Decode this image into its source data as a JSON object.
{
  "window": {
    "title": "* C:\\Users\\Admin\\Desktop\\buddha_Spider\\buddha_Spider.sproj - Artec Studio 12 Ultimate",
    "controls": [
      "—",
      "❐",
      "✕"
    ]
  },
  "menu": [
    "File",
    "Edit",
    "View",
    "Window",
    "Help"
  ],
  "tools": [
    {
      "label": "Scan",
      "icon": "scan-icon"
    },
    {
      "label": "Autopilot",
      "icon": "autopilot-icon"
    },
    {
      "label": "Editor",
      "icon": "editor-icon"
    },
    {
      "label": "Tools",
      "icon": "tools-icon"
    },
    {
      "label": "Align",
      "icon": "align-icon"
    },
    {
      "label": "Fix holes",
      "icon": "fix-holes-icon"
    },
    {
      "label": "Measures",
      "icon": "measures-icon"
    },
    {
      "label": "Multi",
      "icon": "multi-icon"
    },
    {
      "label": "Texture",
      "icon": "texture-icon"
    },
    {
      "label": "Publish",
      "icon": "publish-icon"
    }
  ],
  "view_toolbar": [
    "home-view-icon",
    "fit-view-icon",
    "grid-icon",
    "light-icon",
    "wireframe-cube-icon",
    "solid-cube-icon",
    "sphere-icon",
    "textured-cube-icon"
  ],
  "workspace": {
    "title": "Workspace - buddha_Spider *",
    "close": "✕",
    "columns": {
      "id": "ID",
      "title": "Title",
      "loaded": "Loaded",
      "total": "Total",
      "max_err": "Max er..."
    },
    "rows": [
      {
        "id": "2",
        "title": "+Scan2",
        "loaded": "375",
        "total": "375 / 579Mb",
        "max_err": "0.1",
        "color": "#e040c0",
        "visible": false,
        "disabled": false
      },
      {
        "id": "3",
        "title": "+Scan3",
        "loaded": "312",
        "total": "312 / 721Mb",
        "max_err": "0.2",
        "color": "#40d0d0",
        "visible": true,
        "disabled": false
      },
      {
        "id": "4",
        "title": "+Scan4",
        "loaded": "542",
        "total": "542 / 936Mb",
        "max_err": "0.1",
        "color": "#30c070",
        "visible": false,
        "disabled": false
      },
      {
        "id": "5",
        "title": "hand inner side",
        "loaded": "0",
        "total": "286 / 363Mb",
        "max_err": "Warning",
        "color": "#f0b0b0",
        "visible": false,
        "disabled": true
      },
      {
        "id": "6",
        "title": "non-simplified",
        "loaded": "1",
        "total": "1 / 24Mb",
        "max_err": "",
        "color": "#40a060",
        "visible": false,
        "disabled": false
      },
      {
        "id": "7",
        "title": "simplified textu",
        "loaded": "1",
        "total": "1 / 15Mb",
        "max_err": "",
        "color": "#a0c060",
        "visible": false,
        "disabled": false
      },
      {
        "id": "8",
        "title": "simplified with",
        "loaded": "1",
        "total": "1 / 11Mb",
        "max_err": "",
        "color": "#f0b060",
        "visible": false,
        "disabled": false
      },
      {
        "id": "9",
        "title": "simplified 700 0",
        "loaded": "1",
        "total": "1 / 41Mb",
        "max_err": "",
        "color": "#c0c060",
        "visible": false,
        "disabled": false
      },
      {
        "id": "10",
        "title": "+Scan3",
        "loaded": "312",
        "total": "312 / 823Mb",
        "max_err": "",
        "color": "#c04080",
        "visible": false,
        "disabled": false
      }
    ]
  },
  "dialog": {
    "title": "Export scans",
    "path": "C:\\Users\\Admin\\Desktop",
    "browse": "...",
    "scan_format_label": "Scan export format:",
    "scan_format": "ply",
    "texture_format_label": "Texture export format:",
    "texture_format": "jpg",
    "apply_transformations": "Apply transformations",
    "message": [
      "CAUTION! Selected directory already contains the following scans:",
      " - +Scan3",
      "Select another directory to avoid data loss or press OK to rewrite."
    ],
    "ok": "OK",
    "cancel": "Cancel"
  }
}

> _To do_:
Please copy out each record, character for character.

> _Written reply_:
Decode this image into its source data as a JSON object.
{
  "window": {
    "title": "* C:\\Users\\Admin\\Desktop\\buddha_Spider\\buddha_Spider.sproj - Artec Studio 12 Ultimate",
    "controls": [
      "—",
      "❐",
      "✕"
    ]
  },
  "menu": [
    "File",
    "Edit",
    "View",
    "Window",
    "Help"
  ],
  "tools": [
    {
      "label": "Scan",
      "icon": "scan-icon"
    },
    {
      "label": "Autopilot",
      "icon": "autopilot-icon"
    },
    {
      "label": "Editor",
      "icon": "editor-icon"
    },
    {
      "label": "Tools",
      "icon": "tools-icon"
    },
    {
      "label": "Align",
      "icon": "align-icon"
    },
    {
      "label": "Fix holes",
      "icon": "fix-holes-icon"
    },
    {
      "label": "Measures",
      "icon": "measures-icon"
    },
    {
      "label": "Multi",
      "icon": "multi-icon"
    },
    {
      "label": "Texture",
      "icon": "texture-icon"
    },
    {
      "label": "Publish",
      "icon": "publish-icon"
    }
  ],
  "view_toolbar": [
    "home-view-icon",
    "fit-view-icon",
    "grid-icon",
    "light-icon",
    "wireframe-cube-icon",
    "solid-cube-icon",
    "sphere-icon",
    "textured-cube-icon"
  ],
  "workspace": {
    "title": "Workspace - buddha_Spider *",
    "close": "✕",
    "columns": {
      "id": "ID",
      "title": "Title",
      "loaded": "Loaded",
      "total": "Total",
      "max_err": "Max er..."
    },
    "rows": [
      {
        "id": "2",
        "title": "+Scan2",
        "loaded": "375",
        "total": "375 / 579Mb",
        "max_err": "0.1",
        "color": "#e040c0",
        "visible": false,
        "disabled": false
      },
      {
        "id": "3",
        "title": "+Scan3",
        "loaded": "312",
        "total": "312 / 721Mb",
        "max_err": "0.2",
        "color": "#40d0d0",
        "visible": true,
        "disabled": false
      },
      {
        "id": "4",
        "title": "+Scan4",
        "loaded": "542",
        "total": "542 / 936Mb",
        "max_err": "0.1",
        "color": "#30c070",
        "visible": false,
        "disabled": false
      },
      {
        "id": "5",
        "title": "hand inner side",
        "loaded": "0",
        "total": "286 / 363Mb",
        "max_err": "Warning",
        "color": "#f0b0b0",
        "visible": false,
        "disabled": true
      },
      {
        "id": "6",
        "title": "non-simplified",
        "loaded": "1",
        "total": "1 / 24Mb",
        "max_err": "",
        "color": "#40a060",
        "visible": false,
        "disabled": false
      },
      {
        "id": "7",
        "title": "simplified textu",
        "loaded": "1",
        "total": "1 / 15Mb",
        "max_err": "",
        "color": "#a0c060",
        "visible": false,
        "disabled": false
      },
      {
        "id": "8",
        "title": "simplified with",
        "loaded": "1",
        "total": "1 / 11Mb",
        "max_err": "",
        "color": "#f0b060",
        "visible": false,
        "disabled": false
      },
      {
        "id": "9",
        "title": "simplified 700 0",
        "loaded": "1",
        "total": "1 / 41Mb",
        "max_err": "",
        "color": "#c0c060",
        "visible": false,
        "disabled": false
      },
      {
        "id": "10",
        "title": "+Scan3",
        "loaded": "312",
        "total": "312 / 823Mb",
        "max_err": "",
        "color": "#c04080",
        "visible": false,
        "disabled": false
      }
    ]
  },
  "dialog": {
    "title": "Export scans",
    "path": "C:\\Users\\Admin\\Desktop",
    "browse": "...",
    "scan_format_label": "Scan export format:",
    "scan_format": "ply",
    "texture_format_label": "Texture export format:",
    "texture_format": "jpg",
    "apply_transformations": "Apply transformations",
    "message": [
      "CAUTION! Selected directory already contains the following scans:",
      " - +Scan3",
      "Select another directory to avoid data loss or press OK to rewrite."
    ],
    "ok": "OK",
    "cancel": "Cancel"
  }
}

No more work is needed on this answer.